[A run of records]

━━━━━━

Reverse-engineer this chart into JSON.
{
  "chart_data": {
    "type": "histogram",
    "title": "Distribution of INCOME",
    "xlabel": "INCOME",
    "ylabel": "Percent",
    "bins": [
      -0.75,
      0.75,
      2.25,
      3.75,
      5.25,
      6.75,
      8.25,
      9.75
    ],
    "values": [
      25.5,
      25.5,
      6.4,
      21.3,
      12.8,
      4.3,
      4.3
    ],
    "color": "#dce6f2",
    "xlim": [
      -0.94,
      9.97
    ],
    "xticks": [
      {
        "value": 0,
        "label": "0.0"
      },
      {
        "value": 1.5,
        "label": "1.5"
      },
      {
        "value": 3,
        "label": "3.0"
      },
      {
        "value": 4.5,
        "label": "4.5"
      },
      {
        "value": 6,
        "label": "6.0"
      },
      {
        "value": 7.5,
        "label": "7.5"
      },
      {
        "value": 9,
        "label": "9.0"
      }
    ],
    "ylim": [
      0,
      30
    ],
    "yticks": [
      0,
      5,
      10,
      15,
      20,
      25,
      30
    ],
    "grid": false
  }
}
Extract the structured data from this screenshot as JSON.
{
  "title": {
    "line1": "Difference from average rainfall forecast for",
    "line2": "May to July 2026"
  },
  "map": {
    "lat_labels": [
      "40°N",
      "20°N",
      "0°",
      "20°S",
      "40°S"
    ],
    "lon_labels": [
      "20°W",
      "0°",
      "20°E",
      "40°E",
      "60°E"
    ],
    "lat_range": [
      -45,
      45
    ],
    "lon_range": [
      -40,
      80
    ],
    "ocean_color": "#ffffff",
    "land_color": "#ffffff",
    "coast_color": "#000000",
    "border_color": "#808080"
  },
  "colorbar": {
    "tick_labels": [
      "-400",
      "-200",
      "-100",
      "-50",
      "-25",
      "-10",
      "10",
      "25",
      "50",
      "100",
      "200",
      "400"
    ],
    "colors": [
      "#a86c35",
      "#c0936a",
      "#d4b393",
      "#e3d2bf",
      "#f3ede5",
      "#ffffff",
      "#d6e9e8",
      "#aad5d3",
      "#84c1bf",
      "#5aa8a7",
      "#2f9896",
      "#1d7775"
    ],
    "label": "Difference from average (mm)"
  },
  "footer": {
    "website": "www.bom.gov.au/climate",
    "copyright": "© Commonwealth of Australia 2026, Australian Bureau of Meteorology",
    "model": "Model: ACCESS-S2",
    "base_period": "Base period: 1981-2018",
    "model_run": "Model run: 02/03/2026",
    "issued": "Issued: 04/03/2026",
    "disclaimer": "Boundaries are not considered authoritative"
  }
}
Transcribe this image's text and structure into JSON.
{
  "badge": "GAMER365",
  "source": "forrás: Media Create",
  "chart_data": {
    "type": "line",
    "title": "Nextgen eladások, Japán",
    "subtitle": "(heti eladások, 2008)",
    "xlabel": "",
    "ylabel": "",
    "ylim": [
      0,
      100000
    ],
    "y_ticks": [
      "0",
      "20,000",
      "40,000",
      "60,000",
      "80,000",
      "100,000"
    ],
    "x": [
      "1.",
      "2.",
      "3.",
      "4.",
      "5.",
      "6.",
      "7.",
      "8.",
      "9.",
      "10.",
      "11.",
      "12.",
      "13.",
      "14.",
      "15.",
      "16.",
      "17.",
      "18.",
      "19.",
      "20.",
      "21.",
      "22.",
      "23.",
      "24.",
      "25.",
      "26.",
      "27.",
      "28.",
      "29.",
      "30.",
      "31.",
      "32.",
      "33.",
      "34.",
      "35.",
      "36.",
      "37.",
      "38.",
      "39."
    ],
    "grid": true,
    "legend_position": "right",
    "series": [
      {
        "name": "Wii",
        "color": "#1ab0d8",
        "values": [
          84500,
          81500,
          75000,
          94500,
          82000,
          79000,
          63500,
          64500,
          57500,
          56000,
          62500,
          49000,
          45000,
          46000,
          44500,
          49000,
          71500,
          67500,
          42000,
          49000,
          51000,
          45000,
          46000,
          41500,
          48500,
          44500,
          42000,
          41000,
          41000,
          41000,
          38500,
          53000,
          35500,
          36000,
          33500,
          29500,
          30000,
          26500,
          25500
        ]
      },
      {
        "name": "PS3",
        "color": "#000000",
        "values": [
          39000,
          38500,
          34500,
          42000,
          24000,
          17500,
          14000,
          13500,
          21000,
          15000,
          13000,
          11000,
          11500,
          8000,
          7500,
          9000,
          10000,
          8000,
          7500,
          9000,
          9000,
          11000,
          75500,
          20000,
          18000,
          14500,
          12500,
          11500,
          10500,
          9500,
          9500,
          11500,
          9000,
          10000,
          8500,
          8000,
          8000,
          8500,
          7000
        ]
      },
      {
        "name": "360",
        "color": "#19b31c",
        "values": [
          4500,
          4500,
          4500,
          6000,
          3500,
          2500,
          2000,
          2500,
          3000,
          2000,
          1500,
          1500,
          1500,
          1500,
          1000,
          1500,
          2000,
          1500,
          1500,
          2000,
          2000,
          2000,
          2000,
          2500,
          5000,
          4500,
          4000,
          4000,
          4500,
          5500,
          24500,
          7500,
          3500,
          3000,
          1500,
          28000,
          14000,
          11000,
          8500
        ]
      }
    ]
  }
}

━━━━━━

> [Written problem] Restate every record exactly, leaving nothing out.

> [Solution for this exercise]
Reverse-engineer this chart into JSON.
{
  "chart_data": {
    "type": "histogram",
    "title": "Distribution of INCOME",
    "xlabel": "INCOME",
    "ylabel": "Percent",
    "bins": [
      -0.75,
      0.75,
      2.25,
      3.75,
      5.25,
      6.75,
      8.25,
      9.75
    ],
    "values": [
      25.5,
      25.5,
      6.4,
      21.3,
      12.8,
      4.3,
      4.3
    ],
    "color": "#dce6f2",
    "xlim": [
      -0.94,
      9.97
    ],
    "xticks": [
      {
        "value": 0,
        "label": "0.0"
      },
      {
        "value": 1.5,
        "label": "1.5"
      },
      {
        "value": 3,
        "label": "3.0"
      },
      {
        "value": 4.5,
        "label": "4.5"
      },
      {
        "value": 6,
        "label": "6.0"
      },
      {
        "value": 7.5,
        "label": "7.5"
      },
      {
        "value": 9,
        "label": "9.0"
      }
    ],
    "ylim": [
      0,
      30
    ],
    "yticks": [
      0,
      5,
      10,
      15,
      20,
      25,
      30
    ],
    "grid": false
  }
}
Extract the structured data from this screenshot as JSON.
{
  "title": {
    "line1": "Difference from average rainfall forecast for",
    "line2": "May to July 2026"
  },
  "map": {
    "lat_labels": [
      "40°N",
      "20°N",
      "0°",
      "20°S",
      "40°S"
    ],
    "lon_labels": [
      "20°W",
      "0°",
      "20°E",
      "40°E",
      "60°E"
    ],
    "lat_range": [
      -45,
      45
    ],
    "lon_range": [
      -40,
      80
    ],
    "ocean_color": "#ffffff",
    "land_color": "#ffffff",
    "coast_color": "#000000",
    "border_color": "#808080"
  },
  "colorbar": {
    "tick_labels": [
      "-400",
      "-200",
      "-100",
      "-50",
      "-25",
      "-10",
      "10",
      "25",
      "50",
      "100",
      "200",
      "400"
    ],
    "colors": [
      "#a86c35",
      "#c0936a",
      "#d4b393",
      "#e3d2bf",
      "#f3ede5",
      "#ffffff",
      "#d6e9e8",
      "#aad5d3",
      "#84c1bf",
      "#5aa8a7",
      "#2f9896",
      "#1d7775"
    ],
    "label": "Difference from average (mm)"
  },
  "footer": {
    "website": "www.bom.gov.au/climate",
    "copyright": "© Commonwealth of Australia 2026, Australian Bureau of Meteorology",
    "model": "Model: ACCESS-S2",
    "base_period": "Base period: 1981-2018",
    "model_run": "Model run: 02/03/2026",
    "issued": "Issued: 04/03/2026",
    "disclaimer": "Boundaries are not considered authoritative"
  }
}
Transcribe this image's text and structure into JSON.
{
  "badge": "GAMER365",
  "source": "forrás: Media Create",
  "chart_data": {
    "type": "line",
    "title": "Nextgen eladások, Japán",
    "subtitle": "(heti eladások, 2008)",
    "xlabel": "",
    "ylabel": "",
    "ylim": [
      0,
      100000
    ],
    "y_ticks": [
      "0",
      "20,000",
      "40,000",
      "60,000",
      "80,000",
      "100,000"
    ],
    "x": [
      "1.",
      "2.",
      "3.",
      "4.",
      "5.",
      "6.",
      "7.",
      "8.",
      "9.",
      "10.",
      "11.",
      "12.",
      "13.",
      "14.",
      "15.",
      "16.",
      "17.",
      "18.",
      "19.",
      "20.",
      "21.",
      "22.",
      "23.",
      "24.",
      "25.",
      "26.",
      "27.",
      "28.",
      "29.",
      "30.",
      "31.",
      "32.",
      "33.",
      "34.",
      "35.",
      "36.",
      "37.",
      "38.",
      "39."
    ],
    "grid": true,
    "legend_position": "right",
    "series": [
      {
        "name": "Wii",
        "color": "#1ab0d8",
        "values": [
          84500,
          81500,
          75000,
          94500,
          82000,
          79000,
          63500,
          64500,
          57500,
          56000,
          62500,
          49000,
          45000,
          46000,
          44500,
          49000,
          71500,
          67500,
          42000,
          49000,
          51000,
          45000,
          46000,
          41500,
          48500,
          44500,
          42000,
          41000,
          41000,
          41000,
          38500,
          53000,
          35500,
          36000,
          33500,
          29500,
          30000,
          26500,
          25500
        ]
      },
      {
        "name": "PS3",
        "color": "#000000",
        "values": [
          39000,
          38500,
          34500,
          42000,
          24000,
          17500,
          14000,
          13500,
          21000,
          15000,
          13000,
          11000,
          11500,
          8000,
          7500,
          9000,
          10000,
          8000,
          7500,
          9000,
          9000,
          11000,
          75500,
          20000,
          18000,
          14500,
          12500,
          11500,
          10500,
          9500,
          9500,
          11500,
          9000,
          10000,
          8500,
          8000,
          8000,
          8500,
          7000
        ]
      },
      {
        "name": "360",
        "color": "#19b31c",
        "values": [
          4500,
          4500,
          4500,
          6000,
          3500,
          2500,
          2000,
          2500,
          3000,
          2000,
          1500,
          1500,
          1500,
          1500,
          1000,
          1500,
          2000,
          1500,
          1500,
          2000,
          2000,
          2000,
          2000,
          2500,
          5000,
          4500,
          4000,
          4000,
          4500,
          5500,
          24500,
          7500,
          3500,
          3000,
          1500,
          28000,
          14000,
          11000,
          8500
        ]
      }
    ]
  }
}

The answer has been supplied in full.